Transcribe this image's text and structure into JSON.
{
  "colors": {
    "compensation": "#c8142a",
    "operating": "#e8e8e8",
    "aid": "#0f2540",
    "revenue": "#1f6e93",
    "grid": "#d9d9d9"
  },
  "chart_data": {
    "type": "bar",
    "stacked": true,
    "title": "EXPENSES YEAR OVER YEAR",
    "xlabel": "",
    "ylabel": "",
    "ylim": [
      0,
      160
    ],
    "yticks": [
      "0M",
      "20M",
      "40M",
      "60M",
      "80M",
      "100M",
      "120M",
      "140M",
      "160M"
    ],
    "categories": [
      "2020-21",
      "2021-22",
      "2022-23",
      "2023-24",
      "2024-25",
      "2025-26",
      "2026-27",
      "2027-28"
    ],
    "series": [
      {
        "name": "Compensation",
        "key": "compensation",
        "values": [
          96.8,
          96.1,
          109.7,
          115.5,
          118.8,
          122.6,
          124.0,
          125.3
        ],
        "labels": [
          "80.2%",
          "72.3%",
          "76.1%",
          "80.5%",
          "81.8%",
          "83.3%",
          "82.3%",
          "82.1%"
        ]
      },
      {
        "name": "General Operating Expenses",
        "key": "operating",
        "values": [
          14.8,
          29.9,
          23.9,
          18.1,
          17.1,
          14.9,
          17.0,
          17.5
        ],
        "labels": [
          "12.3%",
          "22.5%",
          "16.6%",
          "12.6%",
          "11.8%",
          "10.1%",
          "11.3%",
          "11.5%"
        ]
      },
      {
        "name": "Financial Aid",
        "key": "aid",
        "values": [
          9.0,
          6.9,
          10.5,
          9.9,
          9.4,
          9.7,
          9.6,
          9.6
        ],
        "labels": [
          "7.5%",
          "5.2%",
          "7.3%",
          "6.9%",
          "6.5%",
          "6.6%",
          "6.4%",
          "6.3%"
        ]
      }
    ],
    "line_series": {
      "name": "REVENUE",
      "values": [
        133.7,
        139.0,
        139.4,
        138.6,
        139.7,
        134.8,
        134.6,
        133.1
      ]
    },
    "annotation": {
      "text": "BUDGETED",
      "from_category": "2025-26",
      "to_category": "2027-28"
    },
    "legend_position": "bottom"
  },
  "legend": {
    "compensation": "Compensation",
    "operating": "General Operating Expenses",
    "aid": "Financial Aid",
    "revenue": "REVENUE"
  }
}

····················

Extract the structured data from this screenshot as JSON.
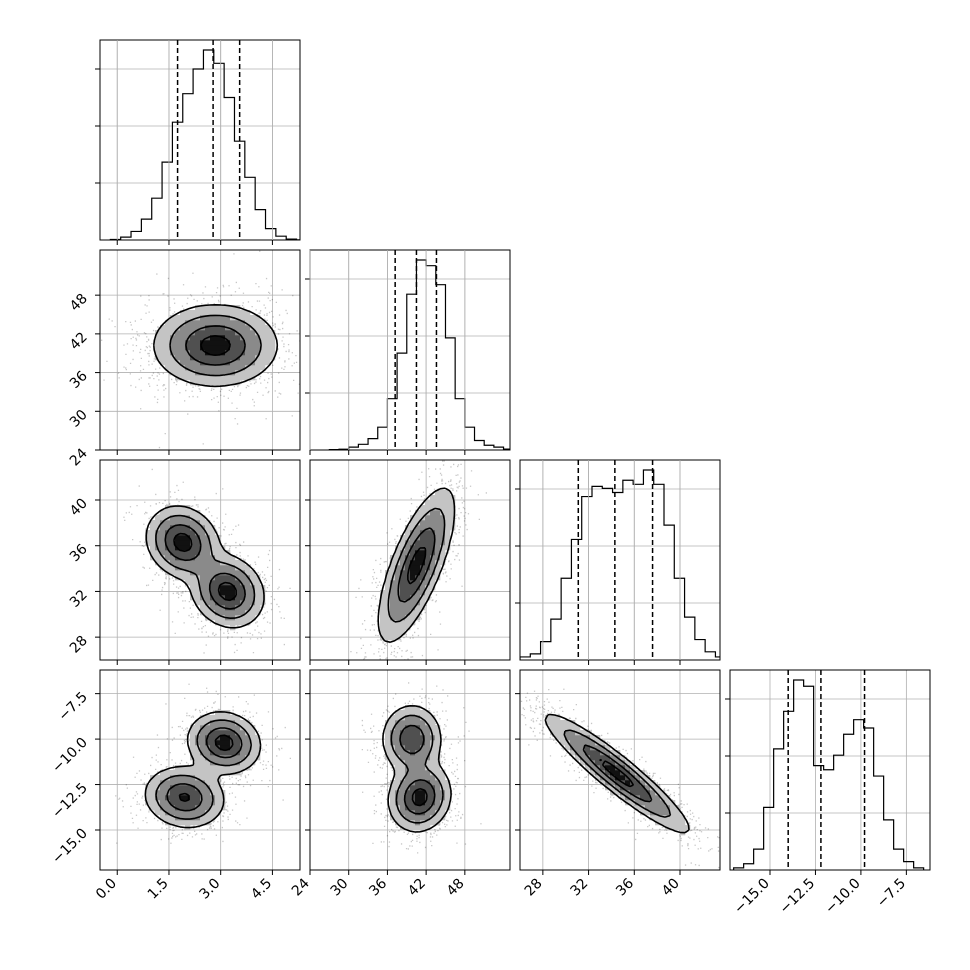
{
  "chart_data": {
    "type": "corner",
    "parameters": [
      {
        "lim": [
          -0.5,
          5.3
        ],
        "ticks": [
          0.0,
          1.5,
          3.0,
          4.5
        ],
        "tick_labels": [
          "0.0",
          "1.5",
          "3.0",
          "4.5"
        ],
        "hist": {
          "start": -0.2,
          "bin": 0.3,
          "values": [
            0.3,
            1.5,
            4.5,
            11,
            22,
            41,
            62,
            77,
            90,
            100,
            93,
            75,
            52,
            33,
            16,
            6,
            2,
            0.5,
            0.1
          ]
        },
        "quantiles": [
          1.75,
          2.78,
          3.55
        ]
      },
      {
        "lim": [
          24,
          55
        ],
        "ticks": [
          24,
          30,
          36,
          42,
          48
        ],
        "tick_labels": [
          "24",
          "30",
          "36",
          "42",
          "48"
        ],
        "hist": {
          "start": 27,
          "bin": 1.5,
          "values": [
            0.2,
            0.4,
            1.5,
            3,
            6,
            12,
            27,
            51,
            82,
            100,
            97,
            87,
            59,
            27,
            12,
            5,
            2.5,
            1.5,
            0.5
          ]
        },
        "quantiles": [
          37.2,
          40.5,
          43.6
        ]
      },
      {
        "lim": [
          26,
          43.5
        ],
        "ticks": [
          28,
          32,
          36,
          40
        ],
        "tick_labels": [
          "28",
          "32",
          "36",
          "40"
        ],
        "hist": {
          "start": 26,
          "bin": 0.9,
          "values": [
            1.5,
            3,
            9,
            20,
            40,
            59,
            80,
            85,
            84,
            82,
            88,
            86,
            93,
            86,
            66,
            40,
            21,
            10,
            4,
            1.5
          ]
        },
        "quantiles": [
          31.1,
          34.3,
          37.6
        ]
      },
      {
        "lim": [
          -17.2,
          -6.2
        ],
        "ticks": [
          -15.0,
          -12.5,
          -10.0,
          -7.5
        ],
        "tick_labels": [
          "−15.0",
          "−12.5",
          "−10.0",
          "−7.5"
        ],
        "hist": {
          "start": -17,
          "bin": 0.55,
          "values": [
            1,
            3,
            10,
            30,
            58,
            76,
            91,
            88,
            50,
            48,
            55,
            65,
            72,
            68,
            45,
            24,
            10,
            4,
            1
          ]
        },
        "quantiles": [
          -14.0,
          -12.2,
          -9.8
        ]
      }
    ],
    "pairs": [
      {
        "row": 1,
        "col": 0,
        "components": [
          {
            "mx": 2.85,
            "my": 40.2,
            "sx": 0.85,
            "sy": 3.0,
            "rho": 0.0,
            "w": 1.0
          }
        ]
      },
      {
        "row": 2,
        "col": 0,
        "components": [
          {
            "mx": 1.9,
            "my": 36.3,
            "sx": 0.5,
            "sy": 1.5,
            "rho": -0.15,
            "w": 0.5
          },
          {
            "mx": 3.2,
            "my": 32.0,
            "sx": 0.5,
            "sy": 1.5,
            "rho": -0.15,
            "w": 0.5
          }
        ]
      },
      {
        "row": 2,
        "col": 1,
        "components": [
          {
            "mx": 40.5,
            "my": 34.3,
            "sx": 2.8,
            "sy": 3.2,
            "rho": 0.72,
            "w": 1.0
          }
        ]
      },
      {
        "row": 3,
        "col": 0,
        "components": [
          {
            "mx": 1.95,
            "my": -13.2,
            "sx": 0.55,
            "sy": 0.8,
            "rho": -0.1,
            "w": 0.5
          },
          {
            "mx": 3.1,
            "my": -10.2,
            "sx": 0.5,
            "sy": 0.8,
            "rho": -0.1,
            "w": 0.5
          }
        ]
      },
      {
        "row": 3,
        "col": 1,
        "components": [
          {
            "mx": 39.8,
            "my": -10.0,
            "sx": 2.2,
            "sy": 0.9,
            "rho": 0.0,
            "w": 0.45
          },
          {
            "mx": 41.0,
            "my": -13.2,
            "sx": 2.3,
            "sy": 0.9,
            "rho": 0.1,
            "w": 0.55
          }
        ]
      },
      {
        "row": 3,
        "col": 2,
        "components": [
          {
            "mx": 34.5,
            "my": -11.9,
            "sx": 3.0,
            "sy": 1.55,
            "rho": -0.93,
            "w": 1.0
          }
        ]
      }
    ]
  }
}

····················

WRITTEN TASK:
Look through the records and gather each line with the word "text".

ANSWER IN FULL:
Transcribe this image's text and structure into JSON.
      "text": "BUDGETED",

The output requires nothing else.